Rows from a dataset

..........

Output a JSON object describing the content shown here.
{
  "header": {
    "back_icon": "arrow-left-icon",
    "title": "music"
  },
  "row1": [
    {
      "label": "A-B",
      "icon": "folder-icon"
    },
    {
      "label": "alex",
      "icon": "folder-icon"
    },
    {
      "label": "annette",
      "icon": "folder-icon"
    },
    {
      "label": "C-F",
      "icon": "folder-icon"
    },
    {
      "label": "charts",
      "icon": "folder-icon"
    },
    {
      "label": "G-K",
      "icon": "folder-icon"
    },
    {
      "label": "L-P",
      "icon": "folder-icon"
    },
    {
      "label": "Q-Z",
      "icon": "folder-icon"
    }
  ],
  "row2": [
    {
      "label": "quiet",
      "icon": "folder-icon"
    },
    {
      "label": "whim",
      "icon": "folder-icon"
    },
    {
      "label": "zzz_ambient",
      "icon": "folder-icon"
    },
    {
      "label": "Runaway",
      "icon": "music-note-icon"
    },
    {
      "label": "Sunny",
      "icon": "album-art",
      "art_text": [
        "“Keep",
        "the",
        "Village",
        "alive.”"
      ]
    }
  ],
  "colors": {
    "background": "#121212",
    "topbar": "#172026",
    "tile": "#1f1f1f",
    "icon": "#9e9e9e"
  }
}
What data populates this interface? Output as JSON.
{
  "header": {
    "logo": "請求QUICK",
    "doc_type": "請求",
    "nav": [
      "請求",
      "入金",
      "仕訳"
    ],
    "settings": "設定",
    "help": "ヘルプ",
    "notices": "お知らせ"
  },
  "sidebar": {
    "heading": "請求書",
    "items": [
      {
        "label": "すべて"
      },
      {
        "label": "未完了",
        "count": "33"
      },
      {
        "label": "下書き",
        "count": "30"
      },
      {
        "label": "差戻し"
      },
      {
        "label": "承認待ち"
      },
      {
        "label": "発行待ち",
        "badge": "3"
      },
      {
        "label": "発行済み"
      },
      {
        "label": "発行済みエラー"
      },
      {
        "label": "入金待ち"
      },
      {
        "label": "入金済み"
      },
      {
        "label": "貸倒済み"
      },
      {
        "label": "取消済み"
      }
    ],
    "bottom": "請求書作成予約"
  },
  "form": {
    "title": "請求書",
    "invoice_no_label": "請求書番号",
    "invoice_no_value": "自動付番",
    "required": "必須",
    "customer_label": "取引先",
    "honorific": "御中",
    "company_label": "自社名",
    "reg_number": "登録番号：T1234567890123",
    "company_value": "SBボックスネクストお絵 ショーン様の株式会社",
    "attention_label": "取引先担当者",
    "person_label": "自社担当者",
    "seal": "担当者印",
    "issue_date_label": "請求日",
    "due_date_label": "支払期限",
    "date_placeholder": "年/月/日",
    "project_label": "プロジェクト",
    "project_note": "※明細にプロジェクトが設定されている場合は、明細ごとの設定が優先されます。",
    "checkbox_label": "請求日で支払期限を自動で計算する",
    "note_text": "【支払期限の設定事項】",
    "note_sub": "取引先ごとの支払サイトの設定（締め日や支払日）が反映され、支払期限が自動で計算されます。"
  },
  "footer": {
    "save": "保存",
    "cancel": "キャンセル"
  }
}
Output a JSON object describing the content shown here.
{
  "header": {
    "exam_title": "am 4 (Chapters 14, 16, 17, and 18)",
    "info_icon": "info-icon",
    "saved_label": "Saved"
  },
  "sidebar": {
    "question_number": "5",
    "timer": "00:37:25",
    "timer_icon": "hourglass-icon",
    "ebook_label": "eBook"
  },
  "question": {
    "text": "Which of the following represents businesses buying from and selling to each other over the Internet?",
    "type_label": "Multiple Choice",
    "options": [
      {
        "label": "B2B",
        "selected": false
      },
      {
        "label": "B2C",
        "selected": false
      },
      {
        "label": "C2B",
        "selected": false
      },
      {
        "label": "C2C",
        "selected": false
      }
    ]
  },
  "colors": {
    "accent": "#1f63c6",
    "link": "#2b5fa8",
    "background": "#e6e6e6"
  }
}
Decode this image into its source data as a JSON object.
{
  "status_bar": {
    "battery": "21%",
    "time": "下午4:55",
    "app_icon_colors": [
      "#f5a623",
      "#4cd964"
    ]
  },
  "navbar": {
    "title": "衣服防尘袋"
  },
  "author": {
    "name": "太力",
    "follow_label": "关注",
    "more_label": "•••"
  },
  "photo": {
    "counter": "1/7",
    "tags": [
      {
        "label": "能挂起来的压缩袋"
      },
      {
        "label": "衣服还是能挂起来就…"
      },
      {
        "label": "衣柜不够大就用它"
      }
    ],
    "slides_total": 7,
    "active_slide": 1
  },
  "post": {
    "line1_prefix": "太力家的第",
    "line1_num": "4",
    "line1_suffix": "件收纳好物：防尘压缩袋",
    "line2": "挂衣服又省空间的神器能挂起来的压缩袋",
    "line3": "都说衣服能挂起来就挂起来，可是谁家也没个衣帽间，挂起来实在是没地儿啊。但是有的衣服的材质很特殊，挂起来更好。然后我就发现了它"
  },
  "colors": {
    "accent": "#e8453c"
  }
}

..........

» AIM
Each record must be returned exactly as it is written.

» EXERCISE RESULT
Output a JSON object describing the content shown here.
{
  "header": {
    "back_icon": "arrow-left-icon",
    "title": "music"
  },
  "row1": [
    {
      "label": "A-B",
      "icon": "folder-icon"
    },
    {
      "label": "alex",
      "icon": "folder-icon"
    },
    {
      "label": "annette",
      "icon": "folder-icon"
    },
    {
      "label": "C-F",
      "icon": "folder-icon"
    },
    {
      "label": "charts",
      "icon": "folder-icon"
    },
    {
      "label": "G-K",
      "icon": "folder-icon"
    },
    {
      "label": "L-P",
      "icon": "folder-icon"
    },
    {
      "label": "Q-Z",
      "icon": "folder-icon"
    }
  ],
  "row2": [
    {
      "label": "quiet",
      "icon": "folder-icon"
    },
    {
      "label": "whim",
      "icon": "folder-icon"
    },
    {
      "label": "zzz_ambient",
      "icon": "folder-icon"
    },
    {
      "label": "Runaway",
      "icon": "music-note-icon"
    },
    {
      "label": "Sunny",
      "icon": "album-art",
      "art_text": [
        "“Keep",
        "the",
        "Village",
        "alive.”"
      ]
    }
  ],
  "colors": {
    "background": "#121212",
    "topbar": "#172026",
    "tile": "#1f1f1f",
    "icon": "#9e9e9e"
  }
}
What data populates this interface? Output as JSON.
{
  "header": {
    "logo": "請求QUICK",
    "doc_type": "請求",
    "nav": [
      "請求",
      "入金",
      "仕訳"
    ],
    "settings": "設定",
    "help": "ヘルプ",
    "notices": "お知らせ"
  },
  "sidebar": {
    "heading": "請求書",
    "items": [
      {
        "label": "すべて"
      },
      {
        "label": "未完了",
        "count": "33"
      },
      {
        "label": "下書き",
        "count": "30"
      },
      {
        "label": "差戻し"
      },
      {
        "label": "承認待ち"
      },
      {
        "label": "発行待ち",
        "badge": "3"
      },
      {
        "label": "発行済み"
      },
      {
        "label": "発行済みエラー"
      },
      {
        "label": "入金待ち"
      },
      {
        "label": "入金済み"
      },
      {
        "label": "貸倒済み"
      },
      {
        "label": "取消済み"
      }
    ],
    "bottom": "請求書作成予約"
  },
  "form": {
    "title": "請求書",
    "invoice_no_label": "請求書番号",
    "invoice_no_value": "自動付番",
    "required": "必須",
    "customer_label": "取引先",
    "honorific": "御中",
    "company_label": "自社名",
    "reg_number": "登録番号：T1234567890123",
    "company_value": "SBボックスネクストお絵 ショーン様の株式会社",
    "attention_label": "取引先担当者",
    "person_label": "自社担当者",
    "seal": "担当者印",
    "issue_date_label": "請求日",
    "due_date_label": "支払期限",
    "date_placeholder": "年/月/日",
    "project_label": "プロジェクト",
    "project_note": "※明細にプロジェクトが設定されている場合は、明細ごとの設定が優先されます。",
    "checkbox_label": "請求日で支払期限を自動で計算する",
    "note_text": "【支払期限の設定事項】",
    "note_sub": "取引先ごとの支払サイトの設定（締め日や支払日）が反映され、支払期限が自動で計算されます。"
  },
  "footer": {
    "save": "保存",
    "cancel": "キャンセル"
  }
}
Output a JSON object describing the content shown here.
{
  "header": {
    "exam_title": "am 4 (Chapters 14, 16, 17, and 18)",
    "info_icon": "info-icon",
    "saved_label": "Saved"
  },
  "sidebar": {
    "question_number": "5",
    "timer": "00:37:25",
    "timer_icon": "hourglass-icon",
    "ebook_label": "eBook"
  },
  "question": {
    "text": "Which of the following represents businesses buying from and selling to each other over the Internet?",
    "type_label": "Multiple Choice",
    "options": [
      {
        "label": "B2B",
        "selected": false
      },
      {
        "label": "B2C",
        "selected": false
      },
      {
        "label": "C2B",
        "selected": false
      },
      {
        "label": "C2C",
        "selected": false
      }
    ]
  },
  "colors": {
    "accent": "#1f63c6",
    "link": "#2b5fa8",
    "background": "#e6e6e6"
  }
}
Decode this image into its source data as a JSON object.
{
  "status_bar": {
    "battery": "21%",
    "time": "下午4:55",
    "app_icon_colors": [
      "#f5a623",
      "#4cd964"
    ]
  },
  "navbar": {
    "title": "衣服防尘袋"
  },
  "author": {
    "name": "太力",
    "follow_label": "关注",
    "more_label": "•••"
  },
  "photo": {
    "counter": "1/7",
    "tags": [
      {
        "label": "能挂起来的压缩袋"
      },
      {
        "label": "衣服还是能挂起来就…"
      },
      {
        "label": "衣柜不够大就用它"
      }
    ],
    "slides_total": 7,
    "active_slide": 1
  },
  "post": {
    "line1_prefix": "太力家的第",
    "line1_num": "4",
    "line1_suffix": "件收纳好物：防尘压缩袋",
    "line2": "挂衣服又省空间的神器能挂起来的压缩袋",
    "line3": "都说衣服能挂起来就挂起来，可是谁家也没个衣帽间，挂起来实在是没地儿啊。但是有的衣服的材质很特殊，挂起来更好。然后我就发现了它"
  },
  "colors": {
    "accent": "#e8453c"
  }
}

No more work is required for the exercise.